### [REQUIREMENTS]
Transcribe the listing verbatim. Do not carry over any pictures.

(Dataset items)
## start

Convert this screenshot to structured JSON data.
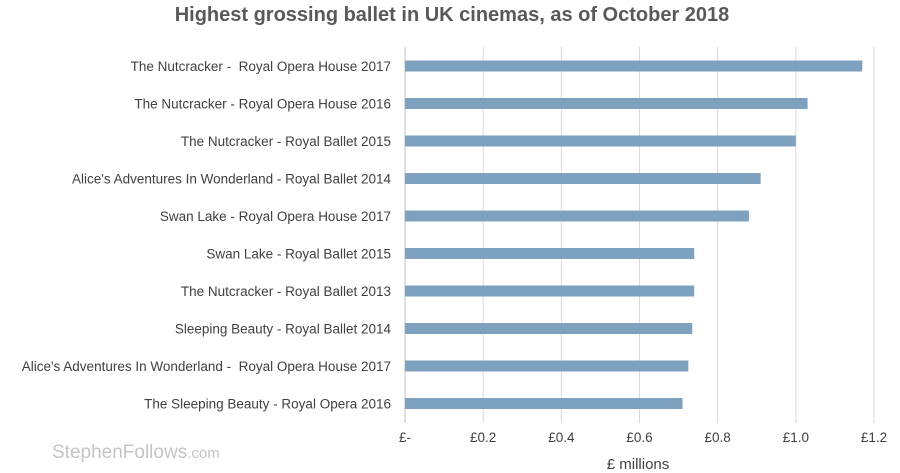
{
  "chart_data": {
    "type": "bar",
    "orientation": "horizontal",
    "title": "Highest grossing ballet in UK cinemas, as of October 2018",
    "xlabel": "£ millions",
    "ylabel": "",
    "xlim": [
      0,
      1.2
    ],
    "ticks": [
      0,
      0.2,
      0.4,
      0.6,
      0.8,
      1.0,
      1.2
    ],
    "tick_labels": [
      "£-",
      "£0.2",
      "£0.4",
      "£0.6",
      "£0.8",
      "£1.0",
      "£1.2"
    ],
    "grid": true,
    "legend": "none",
    "bar_color": "#7ea1bf",
    "categories": [
      "The Nutcracker -  Royal Opera House 2017",
      "The Nutcracker - Royal Opera House 2016",
      "The Nutcracker - Royal Ballet 2015",
      "Alice's Adventures In Wonderland - Royal Ballet 2014",
      "Swan Lake - Royal Opera House 2017",
      "Swan Lake - Royal Ballet 2015",
      "The Nutcracker - Royal Ballet 2013",
      "Sleeping Beauty - Royal Ballet 2014",
      "Alice's Adventures In Wonderland -  Royal Opera House 2017",
      "The Sleeping Beauty - Royal Opera 2016"
    ],
    "values": [
      1.17,
      1.03,
      1.0,
      0.91,
      0.88,
      0.74,
      0.74,
      0.735,
      0.725,
      0.71
    ]
  },
  "watermark": {
    "text_main": "StephenFollows",
    "text_suffix": ".com"
  }
}
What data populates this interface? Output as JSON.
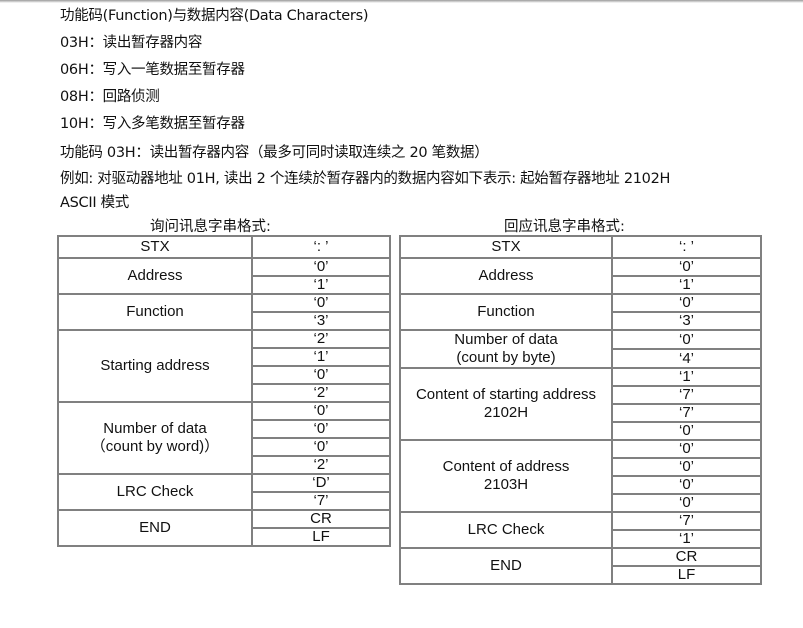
{
  "lines": [
    "功能码(Function)与数据内容(Data Characters)",
    "03H：读出暂存器内容",
    "06H：写入一笔数据至暂存器",
    "08H：回路侦测",
    "10H：写入多笔数据至暂存器",
    "功能码 03H：读出暂存器内容（最多可同时读取连续之 20 笔数据）",
    "例如: 对驱动器地址 01H, 读出 2  个连续於暂存器内的数据内容如下表示: 起始暂存器地址 2102H",
    "ASCII  模式"
  ],
  "query": {
    "caption": "询问讯息字串格式:",
    "groups": [
      {
        "label": "STX",
        "values": [
          "‘: ’"
        ]
      },
      {
        "label": "Address",
        "values": [
          "‘0’",
          "‘1’"
        ]
      },
      {
        "label": "Function",
        "values": [
          "‘0’",
          "‘3’"
        ]
      },
      {
        "label": "Starting address",
        "values": [
          "‘2’",
          "‘1’",
          "‘0’",
          "‘2’"
        ]
      },
      {
        "label": "Number of data\n（count by word)）",
        "values": [
          "‘0’",
          "‘0’",
          "‘0’",
          "‘2’"
        ]
      },
      {
        "label": "LRC Check",
        "values": [
          "‘D’",
          "‘7’"
        ]
      },
      {
        "label": "END",
        "values": [
          "CR",
          "LF"
        ]
      }
    ]
  },
  "response": {
    "caption": "回应讯息字串格式:",
    "groups": [
      {
        "label": "STX",
        "values": [
          "‘: ’"
        ]
      },
      {
        "label": "Address",
        "values": [
          "‘0’",
          "‘1’"
        ]
      },
      {
        "label": "Function",
        "values": [
          "‘0’",
          "‘3’"
        ]
      },
      {
        "label": "Number of data\n(count by byte)",
        "values": [
          "‘0’",
          "‘4’"
        ]
      },
      {
        "label": "Content of starting address\n2102H",
        "values": [
          "‘1’",
          "‘7’",
          "‘7’",
          "‘0’"
        ]
      },
      {
        "label": "Content of address\n2103H",
        "values": [
          "‘0’",
          "‘0’",
          "‘0’",
          "‘0’"
        ]
      },
      {
        "label": "LRC Check",
        "values": [
          "‘7’",
          "‘1’"
        ]
      },
      {
        "label": "END",
        "values": [
          "CR",
          "LF"
        ]
      }
    ]
  }
}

## end

### [REPLY TO THE TASK]
Convert this screenshot to structured JSON data.
{
  "chart_data": {
    "type": "bar",
    "orientation": "horizontal",
    "title": "Highest grossing ballet in UK cinemas, as of October 2018",
    "xlabel": "£ millions",
    "ylabel": "",
    "xlim": [
      0,
      1.2
    ],
    "ticks": [
      0,
      0.2,
      0.4,
      0.6,
      0.8,
      1.0,
      1.2
    ],
    "tick_labels": [
      "£-",
      "£0.2",
      "£0.4",
      "£0.6",
      "£0.8",
      "£1.0",
      "£1.2"
    ],
    "grid": true,
    "legend": "none",
    "bar_color": "#7ea1bf",
    "categories": [
      "The Nutcracker -  Royal Opera House 2017",
      "The Nutcracker - Royal Opera House 2016",
      "The Nutcracker - Royal Ballet 2015",
      "Alice's Adventures In Wonderland - Royal Ballet 2014",
      "Swan Lake - Royal Opera House 2017",
      "Swan Lake - Royal Ballet 2015",
      "The Nutcracker - Royal Ballet 2013",
      "Sleeping Beauty - Royal Ballet 2014",
      "Alice's Adventures In Wonderland -  Royal Opera House 2017",
      "The Sleeping Beauty - Royal Opera 2016"
    ],
    "values": [
      1.17,
      1.03,
      1.0,
      0.91,
      0.88,
      0.74,
      0.74,
      0.735,
      0.725,
      0.71
    ]
  },
  "watermark": {
    "text_main": "StephenFollows",
    "text_suffix": ".com"
  }
}
What data populates this interface? Output as JSON.
{
  "lines": [
    "功能码(Function)与数据内容(Data Characters)",
    "03H：读出暂存器内容",
    "06H：写入一笔数据至暂存器",
    "08H：回路侦测",
    "10H：写入多笔数据至暂存器",
    "功能码 03H：读出暂存器内容（最多可同时读取连续之 20 笔数据）",
    "例如: 对驱动器地址 01H, 读出 2  个连续於暂存器内的数据内容如下表示: 起始暂存器地址 2102H",
    "ASCII  模式"
  ],
  "query": {
    "caption": "询问讯息字串格式:",
    "groups": [
      {
        "label": "STX",
        "values": [
          "‘: ’"
        ]
      },
      {
        "label": "Address",
        "values": [
          "‘0’",
          "‘1’"
        ]
      },
      {
        "label": "Function",
        "values": [
          "‘0’",
          "‘3’"
        ]
      },
      {
        "label": "Starting address",
        "values": [
          "‘2’",
          "‘1’",
          "‘0’",
          "‘2’"
        ]
      },
      {
        "label": "Number of data\n（count by word)）",
        "values": [
          "‘0’",
          "‘0’",
          "‘0’",
          "‘2’"
        ]
      },
      {
        "label": "LRC Check",
        "values": [
          "‘D’",
          "‘7’"
        ]
      },
      {
        "label": "END",
        "values": [
          "CR",
          "LF"
        ]
      }
    ]
  },
  "response": {
    "caption": "回应讯息字串格式:",
    "groups": [
      {
        "label": "STX",
        "values": [
          "‘: ’"
        ]
      },
      {
        "label": "Address",
        "values": [
          "‘0’",
          "‘1’"
        ]
      },
      {
        "label": "Function",
        "values": [
          "‘0’",
          "‘3’"
        ]
      },
      {
        "label": "Number of data\n(count by byte)",
        "values": [
          "‘0’",
          "‘4’"
        ]
      },
      {
        "label": "Content of starting address\n2102H",
        "values": [
          "‘1’",
          "‘7’",
          "‘7’",
          "‘0’"
        ]
      },
      {
        "label": "Content of address\n2103H",
        "values": [
          "‘0’",
          "‘0’",
          "‘0’",
          "‘0’"
        ]
      },
      {
        "label": "LRC Check",
        "values": [
          "‘7’",
          "‘1’"
        ]
      },
      {
        "label": "END",
        "values": [
          "CR",
          "LF"
        ]
      }
    ]
  }
}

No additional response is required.